## Task details
Every line of the material is to be repeated exactly as it stands.

○ ○ ○ ○ ○

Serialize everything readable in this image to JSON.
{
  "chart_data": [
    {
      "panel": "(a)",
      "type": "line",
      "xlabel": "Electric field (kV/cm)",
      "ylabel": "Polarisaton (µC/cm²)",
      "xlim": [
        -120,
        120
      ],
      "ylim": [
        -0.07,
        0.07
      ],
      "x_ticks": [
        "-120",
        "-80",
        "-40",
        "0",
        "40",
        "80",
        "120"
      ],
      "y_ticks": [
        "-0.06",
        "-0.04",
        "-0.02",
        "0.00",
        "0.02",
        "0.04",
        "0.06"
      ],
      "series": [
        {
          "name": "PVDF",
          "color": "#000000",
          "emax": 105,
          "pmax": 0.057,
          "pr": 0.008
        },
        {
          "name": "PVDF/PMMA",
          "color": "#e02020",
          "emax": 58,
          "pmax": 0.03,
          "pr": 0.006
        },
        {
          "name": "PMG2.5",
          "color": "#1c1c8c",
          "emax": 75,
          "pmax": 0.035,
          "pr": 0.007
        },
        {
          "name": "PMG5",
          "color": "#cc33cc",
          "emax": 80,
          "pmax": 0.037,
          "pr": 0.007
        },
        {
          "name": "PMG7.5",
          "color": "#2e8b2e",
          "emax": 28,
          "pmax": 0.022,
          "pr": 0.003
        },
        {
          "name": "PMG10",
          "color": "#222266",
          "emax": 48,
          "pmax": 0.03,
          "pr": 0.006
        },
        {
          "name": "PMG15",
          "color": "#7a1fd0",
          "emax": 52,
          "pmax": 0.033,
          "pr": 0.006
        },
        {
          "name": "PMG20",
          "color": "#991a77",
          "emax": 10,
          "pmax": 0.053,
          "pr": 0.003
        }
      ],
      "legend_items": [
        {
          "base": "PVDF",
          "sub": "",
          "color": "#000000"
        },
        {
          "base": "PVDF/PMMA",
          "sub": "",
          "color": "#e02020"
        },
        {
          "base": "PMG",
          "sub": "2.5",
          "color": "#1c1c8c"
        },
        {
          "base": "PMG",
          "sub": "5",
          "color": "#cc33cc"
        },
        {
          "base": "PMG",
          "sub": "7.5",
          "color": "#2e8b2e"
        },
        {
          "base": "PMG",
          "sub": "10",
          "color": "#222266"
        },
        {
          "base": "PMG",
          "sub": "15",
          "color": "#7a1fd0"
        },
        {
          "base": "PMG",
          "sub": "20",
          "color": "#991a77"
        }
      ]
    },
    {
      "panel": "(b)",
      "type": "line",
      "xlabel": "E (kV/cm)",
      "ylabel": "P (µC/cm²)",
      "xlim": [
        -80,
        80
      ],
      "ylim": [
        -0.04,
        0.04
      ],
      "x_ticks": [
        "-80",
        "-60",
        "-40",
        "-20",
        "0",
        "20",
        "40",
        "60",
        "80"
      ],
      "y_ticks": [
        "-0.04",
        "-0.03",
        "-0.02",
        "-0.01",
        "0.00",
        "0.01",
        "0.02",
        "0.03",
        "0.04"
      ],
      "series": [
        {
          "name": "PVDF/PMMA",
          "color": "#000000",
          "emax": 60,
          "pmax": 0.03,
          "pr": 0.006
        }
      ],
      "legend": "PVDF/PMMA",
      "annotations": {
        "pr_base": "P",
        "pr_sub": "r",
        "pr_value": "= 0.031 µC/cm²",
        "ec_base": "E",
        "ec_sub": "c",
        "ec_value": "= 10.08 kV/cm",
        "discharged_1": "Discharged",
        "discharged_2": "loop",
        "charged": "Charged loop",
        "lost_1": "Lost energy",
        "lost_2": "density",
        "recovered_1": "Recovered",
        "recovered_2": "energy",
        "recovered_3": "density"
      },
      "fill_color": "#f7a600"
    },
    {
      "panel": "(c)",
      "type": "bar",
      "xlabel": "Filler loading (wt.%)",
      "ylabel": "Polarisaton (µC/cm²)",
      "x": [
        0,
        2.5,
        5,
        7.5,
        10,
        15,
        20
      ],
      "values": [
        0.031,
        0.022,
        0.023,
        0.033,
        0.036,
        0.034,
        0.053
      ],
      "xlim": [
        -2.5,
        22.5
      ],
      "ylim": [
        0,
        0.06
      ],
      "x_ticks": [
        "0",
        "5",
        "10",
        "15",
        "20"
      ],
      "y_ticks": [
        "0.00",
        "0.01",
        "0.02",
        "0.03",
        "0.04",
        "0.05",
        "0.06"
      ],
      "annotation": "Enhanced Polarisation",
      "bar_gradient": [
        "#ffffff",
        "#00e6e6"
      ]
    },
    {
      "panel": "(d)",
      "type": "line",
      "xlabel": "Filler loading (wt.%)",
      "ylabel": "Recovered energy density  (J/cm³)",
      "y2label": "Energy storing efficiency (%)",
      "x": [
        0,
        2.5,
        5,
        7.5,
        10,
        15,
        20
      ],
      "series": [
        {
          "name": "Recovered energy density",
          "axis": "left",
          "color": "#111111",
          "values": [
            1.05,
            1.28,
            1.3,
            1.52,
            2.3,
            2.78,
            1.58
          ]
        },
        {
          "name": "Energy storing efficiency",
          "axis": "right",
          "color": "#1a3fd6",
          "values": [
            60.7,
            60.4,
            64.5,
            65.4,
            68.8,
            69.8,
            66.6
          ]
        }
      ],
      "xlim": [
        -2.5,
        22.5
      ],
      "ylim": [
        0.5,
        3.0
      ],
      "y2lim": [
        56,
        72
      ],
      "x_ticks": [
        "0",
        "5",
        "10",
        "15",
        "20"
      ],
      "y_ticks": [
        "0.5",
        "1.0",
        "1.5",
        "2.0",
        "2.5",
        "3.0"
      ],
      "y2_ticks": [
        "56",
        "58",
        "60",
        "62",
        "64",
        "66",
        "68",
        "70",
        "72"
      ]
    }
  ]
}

○ ○ ○ ○ ○

## Complete response
Serialize everything readable in this image to JSON.
{
  "chart_data": [
    {
      "panel": "(a)",
      "type": "line",
      "xlabel": "Electric field (kV/cm)",
      "ylabel": "Polarisaton (µC/cm²)",
      "xlim": [
        -120,
        120
      ],
      "ylim": [
        -0.07,
        0.07
      ],
      "x_ticks": [
        "-120",
        "-80",
        "-40",
        "0",
        "40",
        "80",
        "120"
      ],
      "y_ticks": [
        "-0.06",
        "-0.04",
        "-0.02",
        "0.00",
        "0.02",
        "0.04",
        "0.06"
      ],
      "series": [
        {
          "name": "PVDF",
          "color": "#000000",
          "emax": 105,
          "pmax": 0.057,
          "pr": 0.008
        },
        {
          "name": "PVDF/PMMA",
          "color": "#e02020",
          "emax": 58,
          "pmax": 0.03,
          "pr": 0.006
        },
        {
          "name": "PMG2.5",
          "color": "#1c1c8c",
          "emax": 75,
          "pmax": 0.035,
          "pr": 0.007
        },
        {
          "name": "PMG5",
          "color": "#cc33cc",
          "emax": 80,
          "pmax": 0.037,
          "pr": 0.007
        },
        {
          "name": "PMG7.5",
          "color": "#2e8b2e",
          "emax": 28,
          "pmax": 0.022,
          "pr": 0.003
        },
        {
          "name": "PMG10",
          "color": "#222266",
          "emax": 48,
          "pmax": 0.03,
          "pr": 0.006
        },
        {
          "name": "PMG15",
          "color": "#7a1fd0",
          "emax": 52,
          "pmax": 0.033,
          "pr": 0.006
        },
        {
          "name": "PMG20",
          "color": "#991a77",
          "emax": 10,
          "pmax": 0.053,
          "pr": 0.003
        }
      ],
      "legend_items": [
        {
          "base": "PVDF",
          "sub": "",
          "color": "#000000"
        },
        {
          "base": "PVDF/PMMA",
          "sub": "",
          "color": "#e02020"
        },
        {
          "base": "PMG",
          "sub": "2.5",
          "color": "#1c1c8c"
        },
        {
          "base": "PMG",
          "sub": "5",
          "color": "#cc33cc"
        },
        {
          "base": "PMG",
          "sub": "7.5",
          "color": "#2e8b2e"
        },
        {
          "base": "PMG",
          "sub": "10",
          "color": "#222266"
        },
        {
          "base": "PMG",
          "sub": "15",
          "color": "#7a1fd0"
        },
        {
          "base": "PMG",
          "sub": "20",
          "color": "#991a77"
        }
      ]
    },
    {
      "panel": "(b)",
      "type": "line",
      "xlabel": "E (kV/cm)",
      "ylabel": "P (µC/cm²)",
      "xlim": [
        -80,
        80
      ],
      "ylim": [
        -0.04,
        0.04
      ],
      "x_ticks": [
        "-80",
        "-60",
        "-40",
        "-20",
        "0",
        "20",
        "40",
        "60",
        "80"
      ],
      "y_ticks": [
        "-0.04",
        "-0.03",
        "-0.02",
        "-0.01",
        "0.00",
        "0.01",
        "0.02",
        "0.03",
        "0.04"
      ],
      "series": [
        {
          "name": "PVDF/PMMA",
          "color": "#000000",
          "emax": 60,
          "pmax": 0.03,
          "pr": 0.006
        }
      ],
      "legend": "PVDF/PMMA",
      "annotations": {
        "pr_base": "P",
        "pr_sub": "r",
        "pr_value": "= 0.031 µC/cm²",
        "ec_base": "E",
        "ec_sub": "c",
        "ec_value": "= 10.08 kV/cm",
        "discharged_1": "Discharged",
        "discharged_2": "loop",
        "charged": "Charged loop",
        "lost_1": "Lost energy",
        "lost_2": "density",
        "recovered_1": "Recovered",
        "recovered_2": "energy",
        "recovered_3": "density"
      },
      "fill_color": "#f7a600"
    },
    {
      "panel": "(c)",
      "type": "bar",
      "xlabel": "Filler loading (wt.%)",
      "ylabel": "Polarisaton (µC/cm²)",
      "x": [
        0,
        2.5,
        5,
        7.5,
        10,
        15,
        20
      ],
      "values": [
        0.031,
        0.022,
        0.023,
        0.033,
        0.036,
        0.034,
        0.053
      ],
      "xlim": [
        -2.5,
        22.5
      ],
      "ylim": [
        0,
        0.06
      ],
      "x_ticks": [
        "0",
        "5",
        "10",
        "15",
        "20"
      ],
      "y_ticks": [
        "0.00",
        "0.01",
        "0.02",
        "0.03",
        "0.04",
        "0.05",
        "0.06"
      ],
      "annotation": "Enhanced Polarisation",
      "bar_gradient": [
        "#ffffff",
        "#00e6e6"
      ]
    },
    {
      "panel": "(d)",
      "type": "line",
      "xlabel": "Filler loading (wt.%)",
      "ylabel": "Recovered energy density  (J/cm³)",
      "y2label": "Energy storing efficiency (%)",
      "x": [
        0,
        2.5,
        5,
        7.5,
        10,
        15,
        20
      ],
      "series": [
        {
          "name": "Recovered energy density",
          "axis": "left",
          "color": "#111111",
          "values": [
            1.05,
            1.28,
            1.3,
            1.52,
            2.3,
            2.78,
            1.58
          ]
        },
        {
          "name": "Energy storing efficiency",
          "axis": "right",
          "color": "#1a3fd6",
          "values": [
            60.7,
            60.4,
            64.5,
            65.4,
            68.8,
            69.8,
            66.6
          ]
        }
      ],
      "xlim": [
        -2.5,
        22.5
      ],
      "ylim": [
        0.5,
        3.0
      ],
      "y2lim": [
        56,
        72
      ],
      "x_ticks": [
        "0",
        "5",
        "10",
        "15",
        "20"
      ],
      "y_ticks": [
        "0.5",
        "1.0",
        "1.5",
        "2.0",
        "2.5",
        "3.0"
      ],
      "y2_ticks": [
        "56",
        "58",
        "60",
        "62",
        "64",
        "66",
        "68",
        "70",
        "72"
      ]
    }
  ]
}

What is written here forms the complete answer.